_TASK LIST_:
- a) In the dielectric thread, what extra energy reduction is claimed to follow when the dielectric lets the same potential V push charge nQ instead of Q?
- b) Carry on writing the dielectric thread, picking up after its final line.

_SELECTED EXTRACT_:
-=-=-

Re: Brain FRY Problem # 3.1

On Sep 27, 4:03 pm, "Timo A. Nieminen" <t...@xxxxxxxxxxxxxxxxx> wrote:
On Thu, 27 Sep 2007, Edward Green wrote:

<...>

If a fixed potential V pushes charge Q from one plate 1 to plate 2 of
a capacitor, the energy reduction associated with charge movement is
VQ. If, following introduction of a dielectric, the same potential V
can now push charge nQ, the energy reduction is now nVQ. So the extra
energy reduction is (n-1)VQ. Have I made a mistake so far?

Looks like the right path.

Really? I had grave doubts about that argument as soon as I posted
it, though I haven't had the opportunity to return to the net before.

Maybe its OK with a little more hand waving, though. Forget about
"energy stored in the field", however nice that idea sounds. Focus on
the work done by the external driving force, which is indeed VQ and
nVQ respectively: we don't even have to assume the system is
conservative. Further hand-waving involves the idea "energy loss is
good", which is a short cut for an entropic argument. It's entropy
change that drives energy transport.

"Understanding" may be looking at something the same ***-eyed way
long enough that it looks straight.

Since you don't really want a Q in your
solution, you can replace it with CV, and since you don't want a C in your
solution, you can replace it with the expression relating the geometry
(with the original dielectric constant, since your Q is the original
charge) to the capacitance.

Certainly I was hoping Q would drop out, and that we would wind up
with an expression purely in terms of V,n and the volume of
dieletric... in other words, and expression for the implied energy
density dissipated by introduction of the dielectric. But, since this
is not a parallel plate capacitor, will we run into trouble with the
actual field geometry? One might expect the liquid to be sucked up
farther along the central wire by the greater field strength.

The infinite (or long, or moderately long
length) of the entire capacitor doesn't matter, you're only dealing with a
length h.

Using parallel plates, this is done as an undergrad demo or lab. I don't
know off-hand how accurately it gives you the dielectric constant.

Four extensions to the problem:

(a) What approximations are being made?

(b) Solve the problem considering the field energy directly, without using
the capacitance or surface charge.

That was my first idea, though perhaps only implicitly evoking the
field energy. I took the attitude "we don't know nothing about
dipoles, but we know this magical stuff allows more charge to move
through the same geometry at the same potential".

V is enough to give you E(r).

-=-=-

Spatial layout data

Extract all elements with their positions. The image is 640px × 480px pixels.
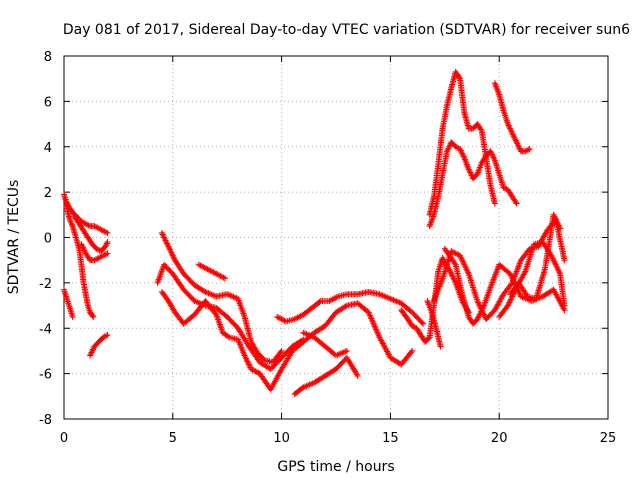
y-tick-label: 0: [44, 232, 52, 247]
data-point: [104, 229, 111, 236]
x-tick-label: 15: [382, 431, 399, 446]
data-point: [104, 239, 111, 246]
data-point: [225, 333, 232, 340]
y-tick-label: 8: [44, 50, 52, 65]
x-tick-label: 10: [273, 431, 290, 446]
data-point: [425, 335, 432, 342]
data-point: [408, 349, 415, 356]
data-point: [456, 74, 463, 81]
data-point: [465, 309, 472, 316]
x-axis-label: GPS time / hours: [277, 459, 394, 475]
series-arc3: [71, 214, 111, 255]
data-point: [104, 250, 111, 257]
series-arc24: [424, 298, 444, 350]
chart-title: Day 081 of 2017, Sidereal Day-to-day VTE…: [63, 22, 630, 38]
series-arc4: [78, 241, 111, 264]
x-tick-label: 5: [169, 431, 177, 446]
x-tick-label: 25: [600, 431, 617, 446]
series-arc11: [274, 288, 427, 327]
data-point: [343, 347, 350, 354]
series-arc14: [300, 329, 350, 359]
data-point: [525, 146, 532, 153]
series-arc22: [507, 211, 564, 302]
series-arc17: [426, 68, 498, 218]
x-tick-label: 20: [491, 431, 508, 446]
data-point: [513, 200, 520, 207]
y-tick-label: -2: [39, 277, 52, 292]
data-point: [277, 349, 284, 356]
y-tick-label: -8: [39, 413, 52, 428]
y-tick-label: 2: [44, 186, 52, 201]
series-arc16: [426, 139, 520, 230]
series-arc18: [491, 80, 533, 155]
data-point: [89, 312, 96, 319]
data-point: [477, 126, 484, 133]
data-point: [278, 347, 285, 354]
series-arc8: [158, 229, 285, 366]
data-point: [557, 225, 564, 232]
x-tick-labels: 0 5 10 15 20 25: [60, 431, 616, 446]
data-point: [90, 313, 97, 320]
data-point: [212, 310, 219, 317]
data-point: [512, 199, 519, 206]
data-point: [354, 372, 361, 379]
series-arc13: [291, 354, 361, 398]
x-tick-label: 0: [60, 431, 68, 446]
data-point: [464, 307, 471, 314]
data-point: [69, 313, 76, 320]
series-arc15: [398, 254, 450, 345]
y-tick-label: 4: [44, 141, 52, 156]
y-tick-labels: -8 -6 -4 -2 0 2 4 6 8: [39, 50, 52, 428]
y-axis-label: SDTVAR / TECUs: [6, 180, 22, 295]
series-arc23: [439, 257, 472, 316]
data-point: [508, 281, 515, 288]
data-point: [222, 275, 229, 282]
series-arc10: [195, 261, 229, 282]
data-point: [523, 147, 530, 154]
series-arc6: [87, 332, 111, 359]
data-point: [409, 347, 416, 354]
series-arc5: [61, 286, 76, 320]
series-arc12: [256, 300, 416, 393]
data-point: [420, 320, 427, 327]
data-point: [316, 298, 323, 305]
data-point: [418, 319, 425, 326]
data-points: [61, 68, 568, 398]
data-point: [561, 257, 568, 264]
data-point: [451, 260, 458, 267]
data-point: [437, 343, 444, 350]
data-point: [526, 146, 533, 153]
series-arc2: [63, 200, 97, 320]
data-point: [342, 303, 349, 310]
data-point: [491, 200, 498, 207]
series-arc9: [158, 288, 263, 377]
series-arc21: [496, 239, 568, 320]
data-point: [561, 302, 568, 309]
y-tick-label: -4: [39, 322, 52, 337]
y-tick-label: -6: [39, 368, 52, 383]
axis-ticks: [63, 55, 609, 420]
y-tick-label: 6: [44, 95, 52, 110]
grid: [63, 55, 609, 420]
data-point: [521, 269, 528, 276]
data-point: [104, 332, 111, 339]
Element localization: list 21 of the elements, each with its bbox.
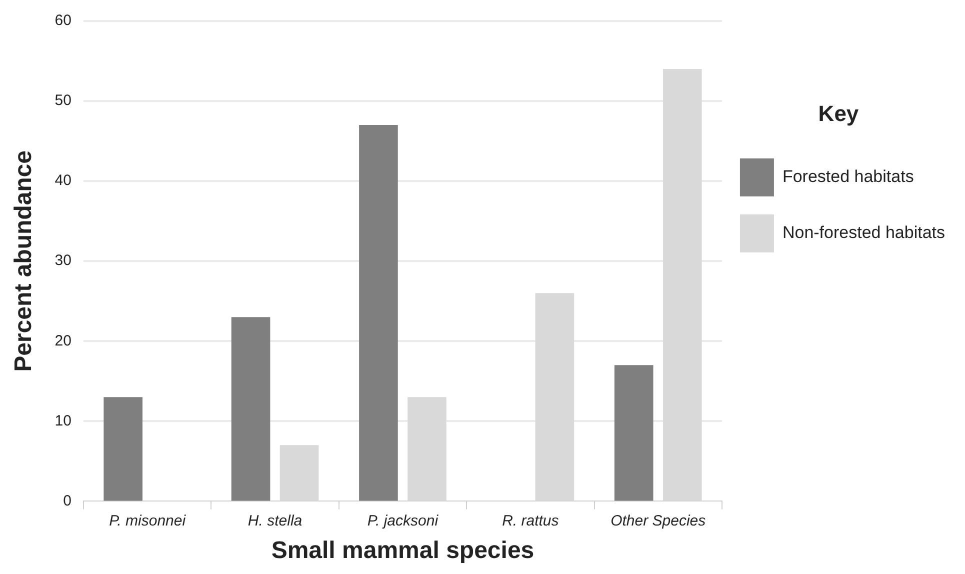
y-tick-label: 60 (54, 12, 72, 30)
legend-label: Forested habitats (782, 167, 914, 186)
bar (359, 125, 398, 501)
x-tick-label: P. jacksoni (367, 512, 439, 530)
y-tick-label: 10 (54, 412, 72, 430)
x-tick-label: P. misonnei (109, 512, 186, 530)
y-tick-label: 20 (54, 332, 72, 350)
y-tick-label: 30 (54, 252, 72, 270)
x-tick-label: H. stella (248, 512, 302, 530)
bar (614, 365, 654, 501)
legend-label: Non-forested habitats (782, 223, 946, 242)
bar (104, 397, 142, 501)
x-axis-title: Small mammal species (271, 537, 534, 564)
x-tick-label: R. rattus (502, 512, 560, 530)
y-tick-label: 40 (54, 172, 72, 190)
y-tick-label: 0 (63, 492, 72, 510)
legend-title: Key (818, 101, 860, 126)
y-axis-title: Percent abundance (10, 150, 38, 372)
x-tick-label: Other Species (610, 512, 706, 530)
bar (231, 317, 270, 501)
y-tick-label: 50 (54, 92, 72, 110)
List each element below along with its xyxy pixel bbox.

-=-=-

_ANSWERS FOR THE EXERCISE_:
- a) The extra energy reduction is (n-1)VQ.

- b)
(c) Since each capacitor cylinder is an equipotential, E doesn't vary
along the length of the capacitor. If we consider a small volume element
of the liquid at the top, it has an induced dipole moment. What force acts
on a dipole in an electric field? Isn't it proportional to the gradient of
the field? Since the dipole moment is also proportional to the field,
shouldn't the force be proportional to grad(E)? But E is independent of z,
so why is there an upwards force? Why does a dielectric liquid climb up a
parallel plate capacitor?

Somehow that was cunningly worded to reach just the wrong conclusion:
which I suppose is fine, because we often think in ways cunningly
designed to reach the wrong conclusion. However, that is by accident,
and you are setting up the trap delibrately!

Energetic arguments don't care about all these vulgar details, so are
preferred: it's enough that the introduction of dielectric allows a
dissipation of energy by the external driving forces.
Maybe we are in fact assuming the process is reversible, though?

If you want to know the details (well, I assume you already do),
perhaps even in the parallel plate case the fluid really creeps up the
walls, so the field at the boundary is not perpendicular to the
plates. But then this should work with a fixed slab of dielectric
drawn into the gap? There is some edge effect nonetheless: the abrupt
disappearance of dipoles at the boundary crooks the field.

(d) Following on from (c), assuming that E=E(r), neglecting surface
tension etc, what is the profile of the surface of the liquid in a
cylindrical capacitor?

Well, I already guessed that: it's drawn up the central wire. Perhaps
we already know enough to make this analytic... unfortunately, I'm
feeling rather dull these days, and haven't had the time to think
about this deeply, etc., etc., ... :-/

.